RECORD EXCERPTS ▸
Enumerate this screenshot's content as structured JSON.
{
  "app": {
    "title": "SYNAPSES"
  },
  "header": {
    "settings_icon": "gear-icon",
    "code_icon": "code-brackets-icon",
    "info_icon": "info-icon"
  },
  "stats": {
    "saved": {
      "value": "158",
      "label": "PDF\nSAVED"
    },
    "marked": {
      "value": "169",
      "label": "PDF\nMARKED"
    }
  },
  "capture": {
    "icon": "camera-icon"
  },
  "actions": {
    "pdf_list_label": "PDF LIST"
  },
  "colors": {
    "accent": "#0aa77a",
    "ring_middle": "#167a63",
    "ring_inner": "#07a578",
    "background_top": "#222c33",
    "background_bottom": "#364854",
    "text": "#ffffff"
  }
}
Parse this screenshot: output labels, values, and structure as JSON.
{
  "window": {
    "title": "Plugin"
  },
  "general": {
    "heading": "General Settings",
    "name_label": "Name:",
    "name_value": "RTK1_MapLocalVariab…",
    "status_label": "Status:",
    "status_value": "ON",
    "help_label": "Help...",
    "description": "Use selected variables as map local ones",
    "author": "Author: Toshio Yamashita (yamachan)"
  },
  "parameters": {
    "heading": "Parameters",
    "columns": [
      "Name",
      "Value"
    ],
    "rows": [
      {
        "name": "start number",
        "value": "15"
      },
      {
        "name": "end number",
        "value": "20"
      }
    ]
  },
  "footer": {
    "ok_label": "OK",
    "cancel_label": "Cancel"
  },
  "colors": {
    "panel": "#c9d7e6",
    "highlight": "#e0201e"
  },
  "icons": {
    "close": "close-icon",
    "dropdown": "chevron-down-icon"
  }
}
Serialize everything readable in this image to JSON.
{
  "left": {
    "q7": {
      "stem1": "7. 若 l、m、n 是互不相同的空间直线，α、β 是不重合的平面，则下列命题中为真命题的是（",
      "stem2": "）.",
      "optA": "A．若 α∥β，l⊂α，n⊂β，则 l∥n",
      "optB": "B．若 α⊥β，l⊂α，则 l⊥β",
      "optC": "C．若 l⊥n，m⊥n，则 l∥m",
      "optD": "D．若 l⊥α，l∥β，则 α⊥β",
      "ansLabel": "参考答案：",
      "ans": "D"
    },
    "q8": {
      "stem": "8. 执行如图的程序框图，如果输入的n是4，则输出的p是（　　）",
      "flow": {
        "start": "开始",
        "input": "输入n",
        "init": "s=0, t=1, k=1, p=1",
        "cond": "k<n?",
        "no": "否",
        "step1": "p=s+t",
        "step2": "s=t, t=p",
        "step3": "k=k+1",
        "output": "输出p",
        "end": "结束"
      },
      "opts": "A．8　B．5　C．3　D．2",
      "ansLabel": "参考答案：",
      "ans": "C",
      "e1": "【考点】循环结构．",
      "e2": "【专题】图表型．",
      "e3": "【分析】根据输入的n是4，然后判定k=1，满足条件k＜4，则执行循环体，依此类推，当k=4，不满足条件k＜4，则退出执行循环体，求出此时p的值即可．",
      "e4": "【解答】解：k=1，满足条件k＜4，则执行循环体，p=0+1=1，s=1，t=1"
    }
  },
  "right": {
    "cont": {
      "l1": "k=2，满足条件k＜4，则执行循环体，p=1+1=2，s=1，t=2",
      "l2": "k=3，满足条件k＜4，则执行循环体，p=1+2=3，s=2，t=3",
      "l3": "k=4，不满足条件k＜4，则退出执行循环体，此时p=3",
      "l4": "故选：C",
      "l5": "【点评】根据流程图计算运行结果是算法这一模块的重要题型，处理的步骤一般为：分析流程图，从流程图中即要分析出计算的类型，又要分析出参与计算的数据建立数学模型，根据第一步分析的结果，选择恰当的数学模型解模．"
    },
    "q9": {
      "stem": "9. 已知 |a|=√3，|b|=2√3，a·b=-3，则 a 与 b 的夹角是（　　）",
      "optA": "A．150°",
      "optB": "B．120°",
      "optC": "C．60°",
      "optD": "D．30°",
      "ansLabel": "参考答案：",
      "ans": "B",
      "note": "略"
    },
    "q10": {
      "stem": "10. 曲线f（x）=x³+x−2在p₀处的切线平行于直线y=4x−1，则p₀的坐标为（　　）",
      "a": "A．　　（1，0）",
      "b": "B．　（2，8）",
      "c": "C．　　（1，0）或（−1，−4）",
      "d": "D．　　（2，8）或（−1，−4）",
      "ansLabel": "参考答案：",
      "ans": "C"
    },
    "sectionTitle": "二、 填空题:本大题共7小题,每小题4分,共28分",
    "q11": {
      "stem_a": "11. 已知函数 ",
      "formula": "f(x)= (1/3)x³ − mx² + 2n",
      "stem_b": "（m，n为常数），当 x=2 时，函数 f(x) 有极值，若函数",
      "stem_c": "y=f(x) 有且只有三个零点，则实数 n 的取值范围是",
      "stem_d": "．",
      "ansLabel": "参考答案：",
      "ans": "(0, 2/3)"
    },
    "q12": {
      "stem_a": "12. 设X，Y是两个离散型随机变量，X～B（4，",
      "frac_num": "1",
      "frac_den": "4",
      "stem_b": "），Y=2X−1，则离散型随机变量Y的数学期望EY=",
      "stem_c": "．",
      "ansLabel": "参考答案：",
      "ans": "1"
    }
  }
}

WHAT YOU HAVE TO DO ▸ In the entries above, identify every line with the word "不满足条件k". Copy those lines.

RESULT ▸
      "e3": "【分析】根据输入的n是4，然后判定k=1，满足条件k＜4，则执行循环体，依此类推，当k=4，不满足条件k＜4，则退出执行循环体，求出此时p的值即可．",
      "l3": "k=4，不满足条件k＜4，则退出执行循环体，此时p=3",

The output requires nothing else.